EXERCISE>
Print out the material that follows word for word.

**** TASK MATERIAL

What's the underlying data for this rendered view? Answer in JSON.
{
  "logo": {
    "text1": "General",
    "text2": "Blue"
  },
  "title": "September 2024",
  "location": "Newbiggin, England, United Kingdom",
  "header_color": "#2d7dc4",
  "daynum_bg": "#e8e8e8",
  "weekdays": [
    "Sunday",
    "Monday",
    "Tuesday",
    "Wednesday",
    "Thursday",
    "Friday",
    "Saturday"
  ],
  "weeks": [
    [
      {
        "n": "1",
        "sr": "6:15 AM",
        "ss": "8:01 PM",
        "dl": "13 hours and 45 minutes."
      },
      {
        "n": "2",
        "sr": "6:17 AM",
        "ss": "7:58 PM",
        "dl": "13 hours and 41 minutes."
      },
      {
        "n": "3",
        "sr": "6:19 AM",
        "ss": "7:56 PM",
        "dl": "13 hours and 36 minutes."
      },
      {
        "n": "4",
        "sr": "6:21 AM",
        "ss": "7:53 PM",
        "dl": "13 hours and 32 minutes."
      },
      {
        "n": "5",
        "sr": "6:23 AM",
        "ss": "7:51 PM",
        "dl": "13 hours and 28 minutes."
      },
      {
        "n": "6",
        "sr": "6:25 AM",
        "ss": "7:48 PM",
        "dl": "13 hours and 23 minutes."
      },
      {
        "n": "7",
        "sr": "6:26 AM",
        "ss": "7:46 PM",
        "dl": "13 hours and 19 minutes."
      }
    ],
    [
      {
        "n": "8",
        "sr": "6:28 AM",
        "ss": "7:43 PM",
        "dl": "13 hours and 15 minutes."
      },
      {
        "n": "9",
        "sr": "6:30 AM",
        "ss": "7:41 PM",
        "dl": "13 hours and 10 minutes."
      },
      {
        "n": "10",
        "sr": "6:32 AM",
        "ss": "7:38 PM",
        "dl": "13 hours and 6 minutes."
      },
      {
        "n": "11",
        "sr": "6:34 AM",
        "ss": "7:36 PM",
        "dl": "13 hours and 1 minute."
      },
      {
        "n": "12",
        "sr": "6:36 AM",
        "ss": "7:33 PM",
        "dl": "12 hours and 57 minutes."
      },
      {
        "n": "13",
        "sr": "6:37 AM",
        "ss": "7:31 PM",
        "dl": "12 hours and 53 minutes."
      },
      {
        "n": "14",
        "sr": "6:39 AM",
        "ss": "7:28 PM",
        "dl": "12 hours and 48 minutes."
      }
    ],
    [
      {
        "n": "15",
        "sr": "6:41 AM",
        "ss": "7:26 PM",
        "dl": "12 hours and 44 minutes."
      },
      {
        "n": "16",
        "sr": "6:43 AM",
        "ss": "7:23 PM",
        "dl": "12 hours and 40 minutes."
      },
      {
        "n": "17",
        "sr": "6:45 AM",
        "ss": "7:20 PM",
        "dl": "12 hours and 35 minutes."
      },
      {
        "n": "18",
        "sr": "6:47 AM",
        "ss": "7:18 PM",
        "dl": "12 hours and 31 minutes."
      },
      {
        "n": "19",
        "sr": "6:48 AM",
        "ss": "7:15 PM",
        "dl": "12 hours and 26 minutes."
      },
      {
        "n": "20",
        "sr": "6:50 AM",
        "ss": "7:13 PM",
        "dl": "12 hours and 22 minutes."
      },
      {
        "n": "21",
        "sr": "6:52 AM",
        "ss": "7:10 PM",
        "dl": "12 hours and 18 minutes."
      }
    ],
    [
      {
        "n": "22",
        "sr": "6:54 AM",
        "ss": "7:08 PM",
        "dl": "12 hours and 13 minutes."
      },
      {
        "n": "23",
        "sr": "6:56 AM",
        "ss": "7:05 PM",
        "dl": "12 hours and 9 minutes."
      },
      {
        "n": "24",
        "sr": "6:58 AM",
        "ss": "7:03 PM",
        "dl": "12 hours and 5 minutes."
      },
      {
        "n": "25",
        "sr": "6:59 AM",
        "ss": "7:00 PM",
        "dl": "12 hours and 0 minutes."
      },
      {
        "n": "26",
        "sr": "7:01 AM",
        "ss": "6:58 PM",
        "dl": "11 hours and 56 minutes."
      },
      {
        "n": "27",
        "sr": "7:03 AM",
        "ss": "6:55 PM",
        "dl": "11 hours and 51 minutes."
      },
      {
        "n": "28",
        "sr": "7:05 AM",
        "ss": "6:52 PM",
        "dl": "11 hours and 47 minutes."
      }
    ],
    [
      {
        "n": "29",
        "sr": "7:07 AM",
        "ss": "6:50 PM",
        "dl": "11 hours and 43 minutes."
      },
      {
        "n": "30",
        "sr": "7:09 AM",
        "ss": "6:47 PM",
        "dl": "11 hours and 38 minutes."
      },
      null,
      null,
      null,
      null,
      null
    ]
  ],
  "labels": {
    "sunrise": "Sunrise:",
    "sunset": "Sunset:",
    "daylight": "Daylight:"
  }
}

********

FULL ANSWER>
What's the underlying data for this rendered view? Answer in JSON.
{
  "logo": {
    "text1": "General",
    "text2": "Blue"
  },
  "title": "September 2024",
  "location": "Newbiggin, England, United Kingdom",
  "header_color": "#2d7dc4",
  "daynum_bg": "#e8e8e8",
  "weekdays": [
    "Sunday",
    "Monday",
    "Tuesday",
    "Wednesday",
    "Thursday",
    "Friday",
    "Saturday"
  ],
  "weeks": [
    [
      {
        "n": "1",
        "sr": "6:15 AM",
        "ss": "8:01 PM",
        "dl": "13 hours and 45 minutes."
      },
      {
        "n": "2",
        "sr": "6:17 AM",
        "ss": "7:58 PM",
        "dl": "13 hours and 41 minutes."
      },
      {
        "n": "3",
        "sr": "6:19 AM",
        "ss": "7:56 PM",
        "dl": "13 hours and 36 minutes."
      },
      {
        "n": "4",
        "sr": "6:21 AM",
        "ss": "7:53 PM",
        "dl": "13 hours and 32 minutes."
      },
      {
        "n": "5",
        "sr": "6:23 AM",
        "ss": "7:51 PM",
        "dl": "13 hours and 28 minutes."
      },
      {
        "n": "6",
        "sr": "6:25 AM",
        "ss": "7:48 PM",
        "dl": "13 hours and 23 minutes."
      },
      {
        "n": "7",
        "sr": "6:26 AM",
        "ss": "7:46 PM",
        "dl": "13 hours and 19 minutes."
      }
    ],
    [
      {
        "n": "8",
        "sr": "6:28 AM",
        "ss": "7:43 PM",
        "dl": "13 hours and 15 minutes."
      },
      {
        "n": "9",
        "sr": "6:30 AM",
        "ss": "7:41 PM",
        "dl": "13 hours and 10 minutes."
      },
      {
        "n": "10",
        "sr": "6:32 AM",
        "ss": "7:38 PM",
        "dl": "13 hours and 6 minutes."
      },
      {
        "n": "11",
        "sr": "6:34 AM",
        "ss": "7:36 PM",
        "dl": "13 hours and 1 minute."
      },
      {
        "n": "12",
        "sr": "6:36 AM",
        "ss": "7:33 PM",
        "dl": "12 hours and 57 minutes."
      },
      {
        "n": "13",
        "sr": "6:37 AM",
        "ss": "7:31 PM",
        "dl": "12 hours and 53 minutes."
      },
      {
        "n": "14",
        "sr": "6:39 AM",
        "ss": "7:28 PM",
        "dl": "12 hours and 48 minutes."
      }
    ],
    [
      {
        "n": "15",
        "sr": "6:41 AM",
        "ss": "7:26 PM",
        "dl": "12 hours and 44 minutes."
      },
      {
        "n": "16",
        "sr": "6:43 AM",
        "ss": "7:23 PM",
        "dl": "12 hours and 40 minutes."
      },
      {
        "n": "17",
        "sr": "6:45 AM",
        "ss": "7:20 PM",
        "dl": "12 hours and 35 minutes."
      },
      {
        "n": "18",
        "sr": "6:47 AM",
        "ss": "7:18 PM",
        "dl": "12 hours and 31 minutes."
      },
      {
        "n": "19",
        "sr": "6:48 AM",
        "ss": "7:15 PM",
        "dl": "12 hours and 26 minutes."
      },
      {
        "n": "20",
        "sr": "6:50 AM",
        "ss": "7:13 PM",
        "dl": "12 hours and 22 minutes."
      },
      {
        "n": "21",
        "sr": "6:52 AM",
        "ss": "7:10 PM",
        "dl": "12 hours and 18 minutes."
      }
    ],
    [
      {
        "n": "22",
        "sr": "6:54 AM",
        "ss": "7:08 PM",
        "dl": "12 hours and 13 minutes."
      },
      {
        "n": "23",
        "sr": "6:56 AM",
        "ss": "7:05 PM",
        "dl": "12 hours and 9 minutes."
      },
      {
        "n": "24",
        "sr": "6:58 AM",
        "ss": "7:03 PM",
        "dl": "12 hours and 5 minutes."
      },
      {
        "n": "25",
        "sr": "6:59 AM",
        "ss": "7:00 PM",
        "dl": "12 hours and 0 minutes."
      },
      {
        "n": "26",
        "sr": "7:01 AM",
        "ss": "6:58 PM",
        "dl": "11 hours and 56 minutes."
      },
      {
        "n": "27",
        "sr": "7:03 AM",
        "ss": "6:55 PM",
        "dl": "11 hours and 51 minutes."
      },
      {
        "n": "28",
        "sr": "7:05 AM",
        "ss": "6:52 PM",
        "dl": "11 hours and 47 minutes."
      }
    ],
    [
      {
        "n": "29",
        "sr": "7:07 AM",
        "ss": "6:50 PM",
        "dl": "11 hours and 43 minutes."
      },
      {
        "n": "30",
        "sr": "7:09 AM",
        "ss": "6:47 PM",
        "dl": "11 hours and 38 minutes."
      },
      null,
      null,
      null,
      null,
      null
    ]
  ],
  "labels": {
    "sunrise": "Sunrise:",
    "sunset": "Sunset:",
    "daylight": "Daylight:"
  }
}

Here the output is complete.